→ **PROBLEM DESCRIPTION**:
Leave out the pictures and copy everything else in the entries exactly.

● ● ● ●

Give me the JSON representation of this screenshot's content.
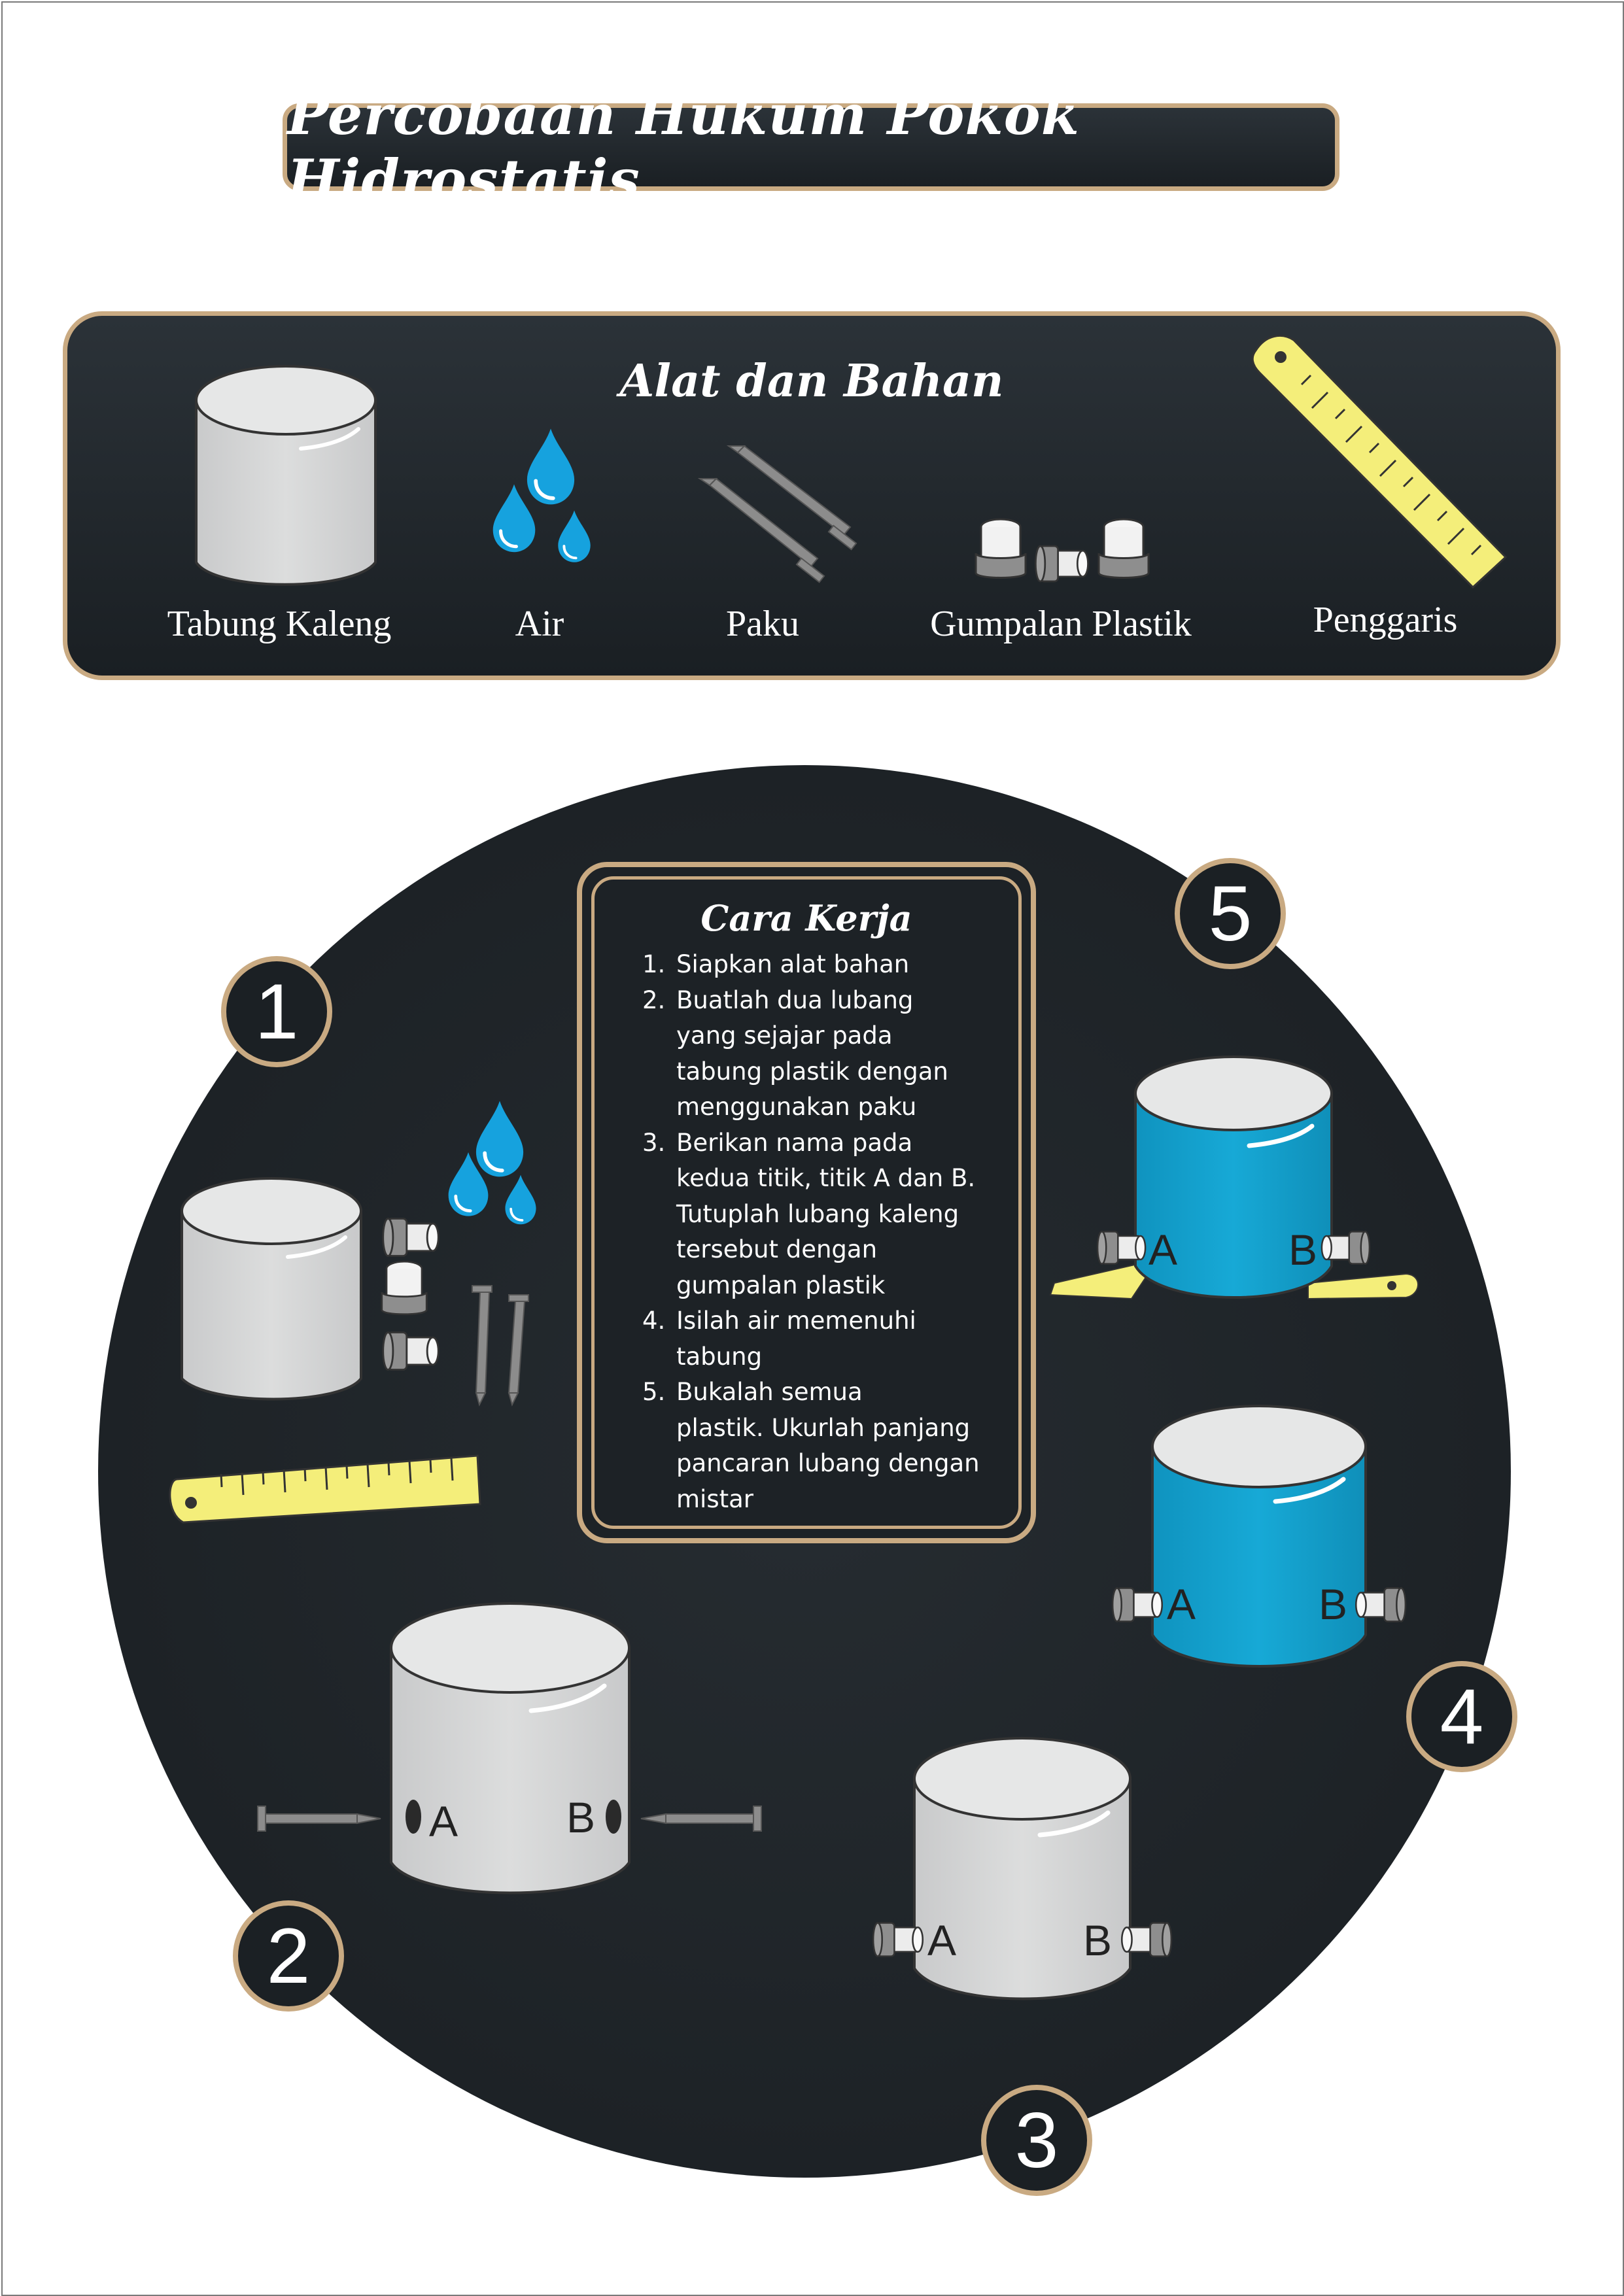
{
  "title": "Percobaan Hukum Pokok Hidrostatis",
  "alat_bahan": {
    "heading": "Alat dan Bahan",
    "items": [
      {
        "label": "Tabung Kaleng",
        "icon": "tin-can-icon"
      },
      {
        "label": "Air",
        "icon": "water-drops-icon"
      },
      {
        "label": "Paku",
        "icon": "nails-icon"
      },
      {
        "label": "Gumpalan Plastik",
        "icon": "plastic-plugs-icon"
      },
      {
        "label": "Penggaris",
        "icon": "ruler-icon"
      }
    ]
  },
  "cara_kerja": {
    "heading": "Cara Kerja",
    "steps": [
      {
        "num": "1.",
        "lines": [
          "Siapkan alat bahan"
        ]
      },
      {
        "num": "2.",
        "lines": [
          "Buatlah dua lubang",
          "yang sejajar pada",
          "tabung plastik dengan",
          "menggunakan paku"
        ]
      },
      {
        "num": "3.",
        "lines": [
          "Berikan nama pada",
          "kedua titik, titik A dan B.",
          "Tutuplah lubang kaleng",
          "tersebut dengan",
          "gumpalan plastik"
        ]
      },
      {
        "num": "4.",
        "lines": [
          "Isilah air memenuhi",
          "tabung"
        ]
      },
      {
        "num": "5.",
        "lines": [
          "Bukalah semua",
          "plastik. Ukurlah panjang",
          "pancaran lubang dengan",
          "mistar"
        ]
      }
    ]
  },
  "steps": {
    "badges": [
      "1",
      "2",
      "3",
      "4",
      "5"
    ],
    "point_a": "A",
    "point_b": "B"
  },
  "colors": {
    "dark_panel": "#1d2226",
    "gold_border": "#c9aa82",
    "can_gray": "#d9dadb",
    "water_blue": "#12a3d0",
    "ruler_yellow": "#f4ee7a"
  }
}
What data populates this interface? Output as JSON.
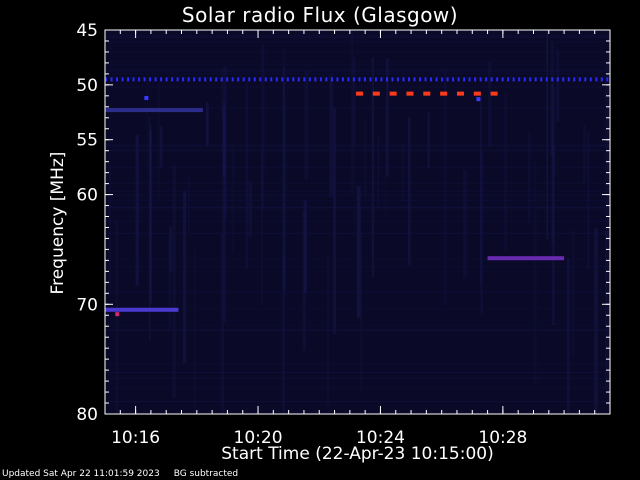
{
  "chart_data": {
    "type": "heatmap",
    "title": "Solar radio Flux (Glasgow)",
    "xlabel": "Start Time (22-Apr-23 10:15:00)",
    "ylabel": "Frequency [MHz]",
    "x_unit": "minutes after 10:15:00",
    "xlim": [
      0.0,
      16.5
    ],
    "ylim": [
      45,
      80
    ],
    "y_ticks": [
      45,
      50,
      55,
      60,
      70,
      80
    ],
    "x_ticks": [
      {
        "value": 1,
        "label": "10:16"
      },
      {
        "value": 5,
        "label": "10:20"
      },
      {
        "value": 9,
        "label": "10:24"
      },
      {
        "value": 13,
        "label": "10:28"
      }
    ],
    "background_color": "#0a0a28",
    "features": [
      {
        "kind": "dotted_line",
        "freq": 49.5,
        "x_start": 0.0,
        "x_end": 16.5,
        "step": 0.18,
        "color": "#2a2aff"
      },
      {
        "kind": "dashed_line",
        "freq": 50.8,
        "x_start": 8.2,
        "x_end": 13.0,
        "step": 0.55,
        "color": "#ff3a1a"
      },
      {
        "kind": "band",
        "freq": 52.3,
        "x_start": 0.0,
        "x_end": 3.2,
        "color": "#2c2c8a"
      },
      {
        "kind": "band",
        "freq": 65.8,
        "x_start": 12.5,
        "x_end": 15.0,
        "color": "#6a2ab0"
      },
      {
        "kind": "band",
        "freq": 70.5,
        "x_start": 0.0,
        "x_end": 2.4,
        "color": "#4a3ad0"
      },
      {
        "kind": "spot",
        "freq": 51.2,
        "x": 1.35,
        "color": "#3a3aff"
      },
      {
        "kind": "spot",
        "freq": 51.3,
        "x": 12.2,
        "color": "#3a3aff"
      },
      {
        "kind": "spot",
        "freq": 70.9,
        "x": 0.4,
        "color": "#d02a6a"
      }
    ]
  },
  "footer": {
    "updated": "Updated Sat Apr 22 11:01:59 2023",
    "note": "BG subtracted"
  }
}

● ● ● ●

→ **RESULT OF THIS TASK**:
Give me the JSON representation of this screenshot's content.
{
  "title": "Percobaan Hukum Pokok Hidrostatis",
  "alat_bahan": {
    "heading": "Alat dan Bahan",
    "items": [
      {
        "label": "Tabung Kaleng",
        "icon": "tin-can-icon"
      },
      {
        "label": "Air",
        "icon": "water-drops-icon"
      },
      {
        "label": "Paku",
        "icon": "nails-icon"
      },
      {
        "label": "Gumpalan Plastik",
        "icon": "plastic-plugs-icon"
      },
      {
        "label": "Penggaris",
        "icon": "ruler-icon"
      }
    ]
  },
  "cara_kerja": {
    "heading": "Cara Kerja",
    "steps": [
      {
        "num": "1.",
        "lines": [
          "Siapkan alat bahan"
        ]
      },
      {
        "num": "2.",
        "lines": [
          "Buatlah dua lubang",
          "yang sejajar pada",
          "tabung plastik dengan",
          "menggunakan paku"
        ]
      },
      {
        "num": "3.",
        "lines": [
          "Berikan nama pada",
          "kedua titik, titik A dan B.",
          "Tutuplah lubang kaleng",
          "tersebut dengan",
          "gumpalan plastik"
        ]
      },
      {
        "num": "4.",
        "lines": [
          "Isilah air memenuhi",
          "tabung"
        ]
      },
      {
        "num": "5.",
        "lines": [
          "Bukalah semua",
          "plastik. Ukurlah panjang",
          "pancaran lubang dengan",
          "mistar"
        ]
      }
    ]
  },
  "steps": {
    "badges": [
      "1",
      "2",
      "3",
      "4",
      "5"
    ],
    "point_a": "A",
    "point_b": "B"
  },
  "colors": {
    "dark_panel": "#1d2226",
    "gold_border": "#c9aa82",
    "can_gray": "#d9dadb",
    "water_blue": "#12a3d0",
    "ruler_yellow": "#f4ee7a"
  }
}
What data populates this interface? Output as JSON.
{
  "chart_data": {
    "type": "heatmap",
    "title": "Solar radio Flux (Glasgow)",
    "xlabel": "Start Time (22-Apr-23 10:15:00)",
    "ylabel": "Frequency [MHz]",
    "x_unit": "minutes after 10:15:00",
    "xlim": [
      0.0,
      16.5
    ],
    "ylim": [
      45,
      80
    ],
    "y_ticks": [
      45,
      50,
      55,
      60,
      70,
      80
    ],
    "x_ticks": [
      {
        "value": 1,
        "label": "10:16"
      },
      {
        "value": 5,
        "label": "10:20"
      },
      {
        "value": 9,
        "label": "10:24"
      },
      {
        "value": 13,
        "label": "10:28"
      }
    ],
    "background_color": "#0a0a28",
    "features": [
      {
        "kind": "dotted_line",
        "freq": 49.5,
        "x_start": 0.0,
        "x_end": 16.5,
        "step": 0.18,
        "color": "#2a2aff"
      },
      {
        "kind": "dashed_line",
        "freq": 50.8,
        "x_start": 8.2,
        "x_end": 13.0,
        "step": 0.55,
        "color": "#ff3a1a"
      },
      {
        "kind": "band",
        "freq": 52.3,
        "x_start": 0.0,
        "x_end": 3.2,
        "color": "#2c2c8a"
      },
      {
        "kind": "band",
        "freq": 65.8,
        "x_start": 12.5,
        "x_end": 15.0,
        "color": "#6a2ab0"
      },
      {
        "kind": "band",
        "freq": 70.5,
        "x_start": 0.0,
        "x_end": 2.4,
        "color": "#4a3ad0"
      },
      {
        "kind": "spot",
        "freq": 51.2,
        "x": 1.35,
        "color": "#3a3aff"
      },
      {
        "kind": "spot",
        "freq": 51.3,
        "x": 12.2,
        "color": "#3a3aff"
      },
      {
        "kind": "spot",
        "freq": 70.9,
        "x": 0.4,
        "color": "#d02a6a"
      }
    ]
  },
  "footer": {
    "updated": "Updated Sat Apr 22 11:01:59 2023",
    "note": "BG subtracted"
  }
}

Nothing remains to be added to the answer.